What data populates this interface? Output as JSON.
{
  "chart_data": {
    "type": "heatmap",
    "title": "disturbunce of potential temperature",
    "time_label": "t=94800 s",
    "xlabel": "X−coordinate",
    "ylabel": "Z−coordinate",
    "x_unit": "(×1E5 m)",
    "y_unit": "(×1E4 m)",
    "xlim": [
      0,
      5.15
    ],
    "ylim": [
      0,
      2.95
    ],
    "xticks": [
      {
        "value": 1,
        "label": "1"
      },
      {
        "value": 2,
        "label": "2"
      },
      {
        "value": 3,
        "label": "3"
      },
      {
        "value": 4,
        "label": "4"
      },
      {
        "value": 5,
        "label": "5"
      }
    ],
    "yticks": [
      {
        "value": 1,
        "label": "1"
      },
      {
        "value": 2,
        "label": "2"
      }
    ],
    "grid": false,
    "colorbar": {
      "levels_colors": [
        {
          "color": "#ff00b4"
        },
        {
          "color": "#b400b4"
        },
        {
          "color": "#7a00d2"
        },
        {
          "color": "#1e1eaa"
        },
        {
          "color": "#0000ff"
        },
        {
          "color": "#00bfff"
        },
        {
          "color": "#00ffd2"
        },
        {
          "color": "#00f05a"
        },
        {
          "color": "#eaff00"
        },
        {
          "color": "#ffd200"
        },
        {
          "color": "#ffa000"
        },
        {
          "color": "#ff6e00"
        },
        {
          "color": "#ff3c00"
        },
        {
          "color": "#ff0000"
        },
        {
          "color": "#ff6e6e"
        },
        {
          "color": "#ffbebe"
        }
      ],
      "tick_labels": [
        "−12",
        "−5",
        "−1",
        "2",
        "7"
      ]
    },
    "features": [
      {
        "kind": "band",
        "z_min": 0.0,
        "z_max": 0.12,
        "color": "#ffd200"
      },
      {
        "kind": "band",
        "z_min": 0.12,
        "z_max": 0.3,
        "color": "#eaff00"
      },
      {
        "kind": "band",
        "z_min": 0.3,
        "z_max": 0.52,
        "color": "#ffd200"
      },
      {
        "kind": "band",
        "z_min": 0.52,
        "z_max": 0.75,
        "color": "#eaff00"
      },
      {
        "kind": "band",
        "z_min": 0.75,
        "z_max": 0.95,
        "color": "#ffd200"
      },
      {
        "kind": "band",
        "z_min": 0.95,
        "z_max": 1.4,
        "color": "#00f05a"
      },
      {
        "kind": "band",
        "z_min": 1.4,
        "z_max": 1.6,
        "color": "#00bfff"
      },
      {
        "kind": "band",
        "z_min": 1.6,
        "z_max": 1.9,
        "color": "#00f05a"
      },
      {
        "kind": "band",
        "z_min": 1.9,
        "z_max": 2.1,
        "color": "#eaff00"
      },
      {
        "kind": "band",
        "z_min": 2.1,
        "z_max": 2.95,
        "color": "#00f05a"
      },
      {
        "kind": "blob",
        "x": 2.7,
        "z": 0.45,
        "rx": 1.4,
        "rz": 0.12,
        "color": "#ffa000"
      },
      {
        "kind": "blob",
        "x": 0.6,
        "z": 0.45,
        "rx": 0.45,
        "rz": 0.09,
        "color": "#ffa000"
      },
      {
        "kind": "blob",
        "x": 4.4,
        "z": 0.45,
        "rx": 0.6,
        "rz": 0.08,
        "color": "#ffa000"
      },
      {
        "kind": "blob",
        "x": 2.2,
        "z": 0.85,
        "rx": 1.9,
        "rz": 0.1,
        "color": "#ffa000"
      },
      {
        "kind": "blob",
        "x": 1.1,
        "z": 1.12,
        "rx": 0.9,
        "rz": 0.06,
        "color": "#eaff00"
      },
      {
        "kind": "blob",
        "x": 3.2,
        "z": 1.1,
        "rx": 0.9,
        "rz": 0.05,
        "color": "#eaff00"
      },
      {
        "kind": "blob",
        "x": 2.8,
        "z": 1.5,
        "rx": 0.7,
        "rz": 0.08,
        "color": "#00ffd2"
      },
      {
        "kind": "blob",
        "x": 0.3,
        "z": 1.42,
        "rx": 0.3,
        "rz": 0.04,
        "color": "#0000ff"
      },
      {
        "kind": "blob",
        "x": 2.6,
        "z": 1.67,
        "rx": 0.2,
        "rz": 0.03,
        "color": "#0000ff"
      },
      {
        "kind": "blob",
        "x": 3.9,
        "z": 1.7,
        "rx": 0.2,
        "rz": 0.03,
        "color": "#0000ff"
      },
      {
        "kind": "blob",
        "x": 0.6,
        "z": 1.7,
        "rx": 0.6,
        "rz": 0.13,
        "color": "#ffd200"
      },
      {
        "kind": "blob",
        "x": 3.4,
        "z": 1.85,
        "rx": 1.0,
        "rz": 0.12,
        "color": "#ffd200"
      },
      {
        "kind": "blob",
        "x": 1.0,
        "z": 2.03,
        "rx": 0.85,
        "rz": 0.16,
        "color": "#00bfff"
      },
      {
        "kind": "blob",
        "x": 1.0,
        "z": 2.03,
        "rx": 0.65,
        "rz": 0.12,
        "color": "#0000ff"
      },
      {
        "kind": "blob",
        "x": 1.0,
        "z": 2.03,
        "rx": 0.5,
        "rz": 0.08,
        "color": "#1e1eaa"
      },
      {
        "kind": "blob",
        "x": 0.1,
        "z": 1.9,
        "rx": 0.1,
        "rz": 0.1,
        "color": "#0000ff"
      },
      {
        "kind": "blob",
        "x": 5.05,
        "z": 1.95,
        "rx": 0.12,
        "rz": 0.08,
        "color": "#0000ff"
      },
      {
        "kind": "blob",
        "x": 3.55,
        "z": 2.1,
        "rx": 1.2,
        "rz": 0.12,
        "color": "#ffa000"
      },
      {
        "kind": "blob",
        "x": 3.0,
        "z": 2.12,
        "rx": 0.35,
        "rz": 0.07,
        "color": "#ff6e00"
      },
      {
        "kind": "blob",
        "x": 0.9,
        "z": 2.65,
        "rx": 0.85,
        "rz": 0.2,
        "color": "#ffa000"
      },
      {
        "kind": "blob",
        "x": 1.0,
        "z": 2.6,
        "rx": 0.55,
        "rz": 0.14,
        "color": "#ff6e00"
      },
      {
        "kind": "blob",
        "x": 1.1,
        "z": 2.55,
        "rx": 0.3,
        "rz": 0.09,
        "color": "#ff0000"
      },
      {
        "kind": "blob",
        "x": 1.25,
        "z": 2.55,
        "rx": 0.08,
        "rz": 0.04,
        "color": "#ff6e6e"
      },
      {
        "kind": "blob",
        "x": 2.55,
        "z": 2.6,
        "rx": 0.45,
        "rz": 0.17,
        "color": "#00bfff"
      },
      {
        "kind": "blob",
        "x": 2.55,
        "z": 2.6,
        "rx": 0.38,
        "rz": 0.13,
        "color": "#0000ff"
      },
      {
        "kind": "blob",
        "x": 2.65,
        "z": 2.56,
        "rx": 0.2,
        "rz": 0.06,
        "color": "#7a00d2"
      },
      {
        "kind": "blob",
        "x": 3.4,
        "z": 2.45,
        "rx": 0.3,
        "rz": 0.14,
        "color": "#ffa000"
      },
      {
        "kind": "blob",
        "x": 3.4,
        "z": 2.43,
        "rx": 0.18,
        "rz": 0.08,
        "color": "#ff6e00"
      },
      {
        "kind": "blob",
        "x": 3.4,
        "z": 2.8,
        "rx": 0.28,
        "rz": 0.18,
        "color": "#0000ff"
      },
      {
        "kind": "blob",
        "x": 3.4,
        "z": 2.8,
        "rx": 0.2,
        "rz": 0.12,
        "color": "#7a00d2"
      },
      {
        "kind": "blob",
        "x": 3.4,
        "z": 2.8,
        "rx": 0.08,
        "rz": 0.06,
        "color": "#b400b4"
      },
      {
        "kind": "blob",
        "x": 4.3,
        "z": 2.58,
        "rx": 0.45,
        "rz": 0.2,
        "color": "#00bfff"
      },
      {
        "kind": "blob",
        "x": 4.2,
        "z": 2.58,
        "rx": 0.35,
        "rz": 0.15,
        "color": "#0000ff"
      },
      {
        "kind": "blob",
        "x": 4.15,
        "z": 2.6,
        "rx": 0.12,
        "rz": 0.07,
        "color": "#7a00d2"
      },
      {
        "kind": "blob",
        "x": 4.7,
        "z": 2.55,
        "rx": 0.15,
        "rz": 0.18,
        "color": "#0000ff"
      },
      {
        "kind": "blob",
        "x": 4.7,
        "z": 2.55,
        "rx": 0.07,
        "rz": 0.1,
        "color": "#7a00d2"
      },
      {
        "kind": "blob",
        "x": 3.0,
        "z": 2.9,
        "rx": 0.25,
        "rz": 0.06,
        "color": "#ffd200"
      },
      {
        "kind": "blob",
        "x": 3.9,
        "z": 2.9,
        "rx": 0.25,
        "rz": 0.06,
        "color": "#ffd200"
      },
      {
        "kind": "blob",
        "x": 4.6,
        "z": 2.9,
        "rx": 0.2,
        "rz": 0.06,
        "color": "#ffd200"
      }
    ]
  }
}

********************

**TASK DESCRIPTION**
Which lines above contain "value"? Show each of them.

**CORRECT ANSWER**
        "value": 1,
        "value": 2,
        "value": 3,
        "value": 4,
        "value": 5,
        "value": 1,
        "value": 2,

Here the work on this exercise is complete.